Exercise requirements:
Please copy the programming discussion starting at the words "One of the advantages" and ending after "things is hard.", and change every "well-named" to "aptly named".

Source passage:

I have far less issue with the piping operator in Ocaml (|>) which works exactly like a shell pipe because the code is in sequential order and that makes a huge difference.

Python like JS weren’t designed as functional languages and it shows in their syntax. Still grateful for the added functionality however.

One of the advantages of functions is that a well-named function is self-documenting. If you can take a bunch of lines and wrap them in a function whose name summarizes exactly what it does, then you have improved readability in my opinion. In this example, I don't really need to know the details of how the query parameters are extracted. I just want to know I've got them.
Emphasis on well-named. Naming things is hard.

Maybe not relevant in simple toy examples, but you don't have to look far until to find a function that isn't so easy to name.

its also a level of indirection... It's sad but functions often slow performance down. but this depends on the language.
Can't be many languages where that matters in 2022. Auto-inlining of short functions was a thing in the 1990s.
This may be true for compiled langs. In interpreted langs this is not the case. Function calls in Python for example are notoriously expensive.
Beat me to it. Yes, I ran a quick benchmark[0] and not running a function always wins. now, one may argue that you are running a call, but if the interpreter was smart it would convert the small function calls to just a noops.

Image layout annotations
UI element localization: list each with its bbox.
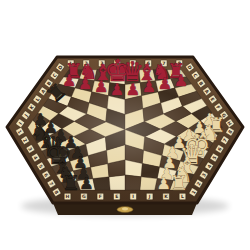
edge-label-square: I	[130, 193, 137, 200]
product-photo: 12345678DCBAEFGH87654321HGFEIJKL12345678…	[0, 0, 250, 250]
white-rook: ♜	[170, 171, 188, 195]
red-pawn: ♟	[174, 71, 188, 90]
svg-text:♟: ♟	[174, 71, 188, 90]
edge-label-square: E	[113, 193, 120, 200]
edge-label-square: K	[163, 193, 170, 200]
edge-label: G	[82, 194, 86, 199]
white-pawn: ♟	[156, 174, 170, 193]
red-pawn: ♟	[94, 77, 108, 96]
edge-label: E	[115, 194, 118, 199]
edge-label-square: F	[97, 193, 104, 200]
svg-text:♟: ♟	[142, 77, 156, 96]
red-pawn: ♟	[110, 80, 124, 99]
red-pawn: ♟	[142, 77, 156, 96]
black-pawn: ♟	[79, 174, 93, 193]
svg-text:♟: ♟	[62, 71, 76, 90]
svg-text:♜: ♜	[62, 171, 80, 195]
red-pawn: ♟	[158, 74, 172, 93]
red-pawn: ♟	[62, 71, 76, 90]
svg-text:♟: ♟	[79, 174, 93, 193]
svg-text:♟: ♟	[94, 77, 108, 96]
edge-label: K	[164, 194, 168, 199]
svg-text:♟: ♟	[110, 80, 124, 99]
edge-label: F	[99, 194, 102, 199]
red-pawn: ♟	[78, 74, 92, 93]
brass-clasp	[117, 207, 133, 213]
svg-text:♟: ♟	[156, 174, 170, 193]
svg-text:♟: ♟	[78, 74, 92, 93]
edge-label: I	[132, 194, 134, 199]
edge-label-square: G	[81, 193, 88, 200]
black-rook: ♜	[62, 171, 80, 195]
edge-label: J	[148, 194, 151, 199]
svg-text:♟: ♟	[126, 80, 140, 99]
red-pawn: ♟	[126, 80, 140, 99]
three-player-chess-board: 12345678DCBAEFGH87654321HGFEIJKL12345678…	[0, 0, 250, 250]
svg-text:♟: ♟	[158, 74, 172, 93]
svg-text:♜: ♜	[170, 171, 188, 195]
edge-label-square: J	[146, 193, 153, 200]
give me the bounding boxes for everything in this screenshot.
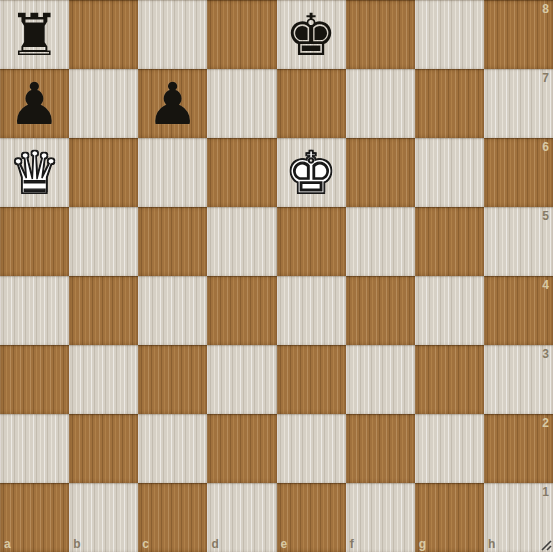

Response to the task:
One of the advantages of functions is that a aptly named function is self-documenting. If you can take a bunch of lines and wrap them in a function whose name summarizes exactly what it does, then you have improved readability in my opinion. In this example, I don't really need to know the details of how the query parameters are extracted. I just want to know I've got them.
Emphasis on aptly named. Naming things is hard.